Collected data entries
• • •

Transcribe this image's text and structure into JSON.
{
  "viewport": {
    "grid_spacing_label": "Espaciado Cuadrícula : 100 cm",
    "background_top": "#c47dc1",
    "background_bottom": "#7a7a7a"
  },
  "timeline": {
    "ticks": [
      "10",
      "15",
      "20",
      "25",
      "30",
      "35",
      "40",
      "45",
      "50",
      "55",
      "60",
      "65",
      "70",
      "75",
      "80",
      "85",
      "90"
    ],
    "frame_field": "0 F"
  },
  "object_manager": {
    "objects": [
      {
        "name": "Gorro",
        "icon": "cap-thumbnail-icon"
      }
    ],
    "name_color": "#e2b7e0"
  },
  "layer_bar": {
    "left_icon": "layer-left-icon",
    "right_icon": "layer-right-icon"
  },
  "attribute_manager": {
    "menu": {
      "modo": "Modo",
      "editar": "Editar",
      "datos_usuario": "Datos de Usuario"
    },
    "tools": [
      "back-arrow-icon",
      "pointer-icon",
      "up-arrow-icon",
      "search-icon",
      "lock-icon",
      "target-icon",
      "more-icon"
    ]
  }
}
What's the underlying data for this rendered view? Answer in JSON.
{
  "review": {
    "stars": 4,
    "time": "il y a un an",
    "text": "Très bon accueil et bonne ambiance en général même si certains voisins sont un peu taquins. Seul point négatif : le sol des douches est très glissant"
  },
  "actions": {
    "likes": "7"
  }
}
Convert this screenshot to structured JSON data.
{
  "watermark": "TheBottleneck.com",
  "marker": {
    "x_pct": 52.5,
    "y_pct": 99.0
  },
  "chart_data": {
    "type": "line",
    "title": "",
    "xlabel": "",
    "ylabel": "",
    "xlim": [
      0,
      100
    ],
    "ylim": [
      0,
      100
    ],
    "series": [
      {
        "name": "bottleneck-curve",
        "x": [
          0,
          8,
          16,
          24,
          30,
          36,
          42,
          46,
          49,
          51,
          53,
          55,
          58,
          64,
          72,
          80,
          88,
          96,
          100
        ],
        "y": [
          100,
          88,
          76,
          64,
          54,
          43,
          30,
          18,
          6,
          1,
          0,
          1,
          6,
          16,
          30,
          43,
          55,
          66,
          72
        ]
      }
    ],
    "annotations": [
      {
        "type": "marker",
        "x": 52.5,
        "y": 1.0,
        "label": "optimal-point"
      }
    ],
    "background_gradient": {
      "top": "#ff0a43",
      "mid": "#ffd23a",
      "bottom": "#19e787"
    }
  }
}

• • •

Select, from the listing, all lines that include the word "this".

● **THE SOLUTION**:
Transcribe this image's text and structure into JSON.
What's the underlying data for this rendered view? Answer in JSON.
Convert this screenshot to structured JSON data.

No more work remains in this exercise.